Say the number of lines containing the string "letters", and say nothing else.

# Dataset entries

- - - - -

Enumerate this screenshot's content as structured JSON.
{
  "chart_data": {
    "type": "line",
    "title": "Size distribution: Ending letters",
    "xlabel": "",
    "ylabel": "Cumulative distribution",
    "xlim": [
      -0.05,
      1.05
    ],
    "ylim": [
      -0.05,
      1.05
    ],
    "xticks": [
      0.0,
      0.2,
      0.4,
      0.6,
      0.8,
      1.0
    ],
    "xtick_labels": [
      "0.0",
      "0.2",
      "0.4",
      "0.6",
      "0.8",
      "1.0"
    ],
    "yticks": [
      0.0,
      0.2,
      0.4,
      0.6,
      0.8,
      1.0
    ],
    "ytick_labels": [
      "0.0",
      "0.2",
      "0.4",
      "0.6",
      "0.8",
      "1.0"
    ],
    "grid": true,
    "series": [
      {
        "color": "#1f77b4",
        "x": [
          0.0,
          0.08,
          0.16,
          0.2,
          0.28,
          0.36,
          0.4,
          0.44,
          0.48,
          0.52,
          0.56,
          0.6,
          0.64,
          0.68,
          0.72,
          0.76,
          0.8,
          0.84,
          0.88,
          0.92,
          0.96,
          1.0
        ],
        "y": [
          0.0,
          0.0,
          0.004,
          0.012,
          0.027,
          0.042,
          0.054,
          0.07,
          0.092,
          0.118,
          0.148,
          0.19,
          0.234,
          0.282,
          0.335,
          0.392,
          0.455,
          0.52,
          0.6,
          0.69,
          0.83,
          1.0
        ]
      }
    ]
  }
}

- - - - -

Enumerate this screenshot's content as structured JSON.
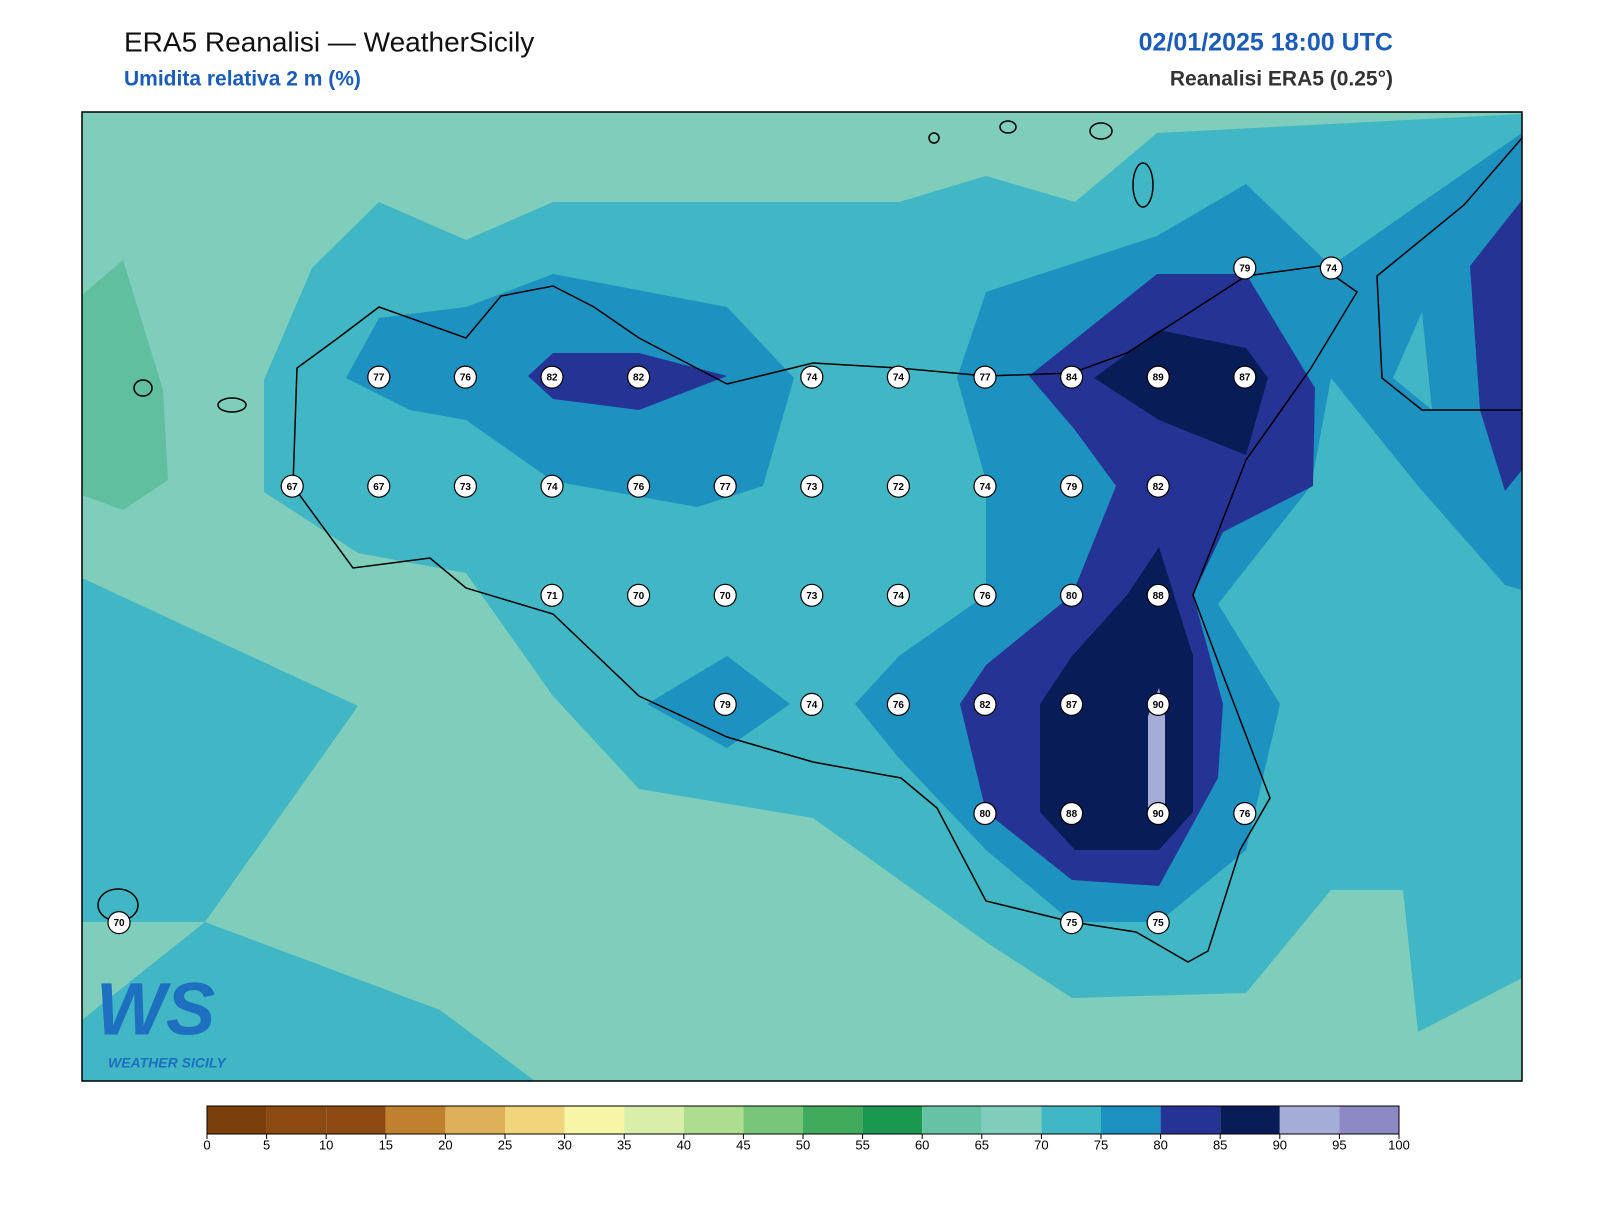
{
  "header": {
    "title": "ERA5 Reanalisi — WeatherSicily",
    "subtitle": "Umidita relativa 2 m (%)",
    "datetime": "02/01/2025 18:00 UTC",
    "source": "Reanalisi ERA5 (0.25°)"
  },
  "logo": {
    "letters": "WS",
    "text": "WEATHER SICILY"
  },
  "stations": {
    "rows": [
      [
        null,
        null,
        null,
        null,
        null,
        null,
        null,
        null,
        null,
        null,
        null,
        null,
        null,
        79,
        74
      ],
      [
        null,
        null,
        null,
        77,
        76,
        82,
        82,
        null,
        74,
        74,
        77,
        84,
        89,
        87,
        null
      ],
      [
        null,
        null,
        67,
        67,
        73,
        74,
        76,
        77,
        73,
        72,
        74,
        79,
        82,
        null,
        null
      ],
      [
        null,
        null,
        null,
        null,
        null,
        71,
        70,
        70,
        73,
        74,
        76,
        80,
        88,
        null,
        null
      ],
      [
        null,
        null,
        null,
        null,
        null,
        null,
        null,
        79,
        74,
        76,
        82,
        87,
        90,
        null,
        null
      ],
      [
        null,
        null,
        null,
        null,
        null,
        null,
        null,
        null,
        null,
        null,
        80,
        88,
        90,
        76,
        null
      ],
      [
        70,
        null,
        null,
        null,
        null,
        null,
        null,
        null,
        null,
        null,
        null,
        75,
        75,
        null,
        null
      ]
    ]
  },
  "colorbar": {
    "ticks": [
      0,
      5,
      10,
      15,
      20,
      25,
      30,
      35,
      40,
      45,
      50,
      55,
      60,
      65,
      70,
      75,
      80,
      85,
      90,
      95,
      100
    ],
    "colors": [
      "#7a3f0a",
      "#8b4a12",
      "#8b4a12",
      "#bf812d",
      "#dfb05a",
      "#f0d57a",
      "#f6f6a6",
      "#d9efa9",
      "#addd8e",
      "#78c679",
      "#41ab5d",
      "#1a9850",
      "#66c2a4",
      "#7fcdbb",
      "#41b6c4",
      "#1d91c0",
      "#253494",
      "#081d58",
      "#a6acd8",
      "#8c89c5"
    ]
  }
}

- - - - -

# Response to the exercise
2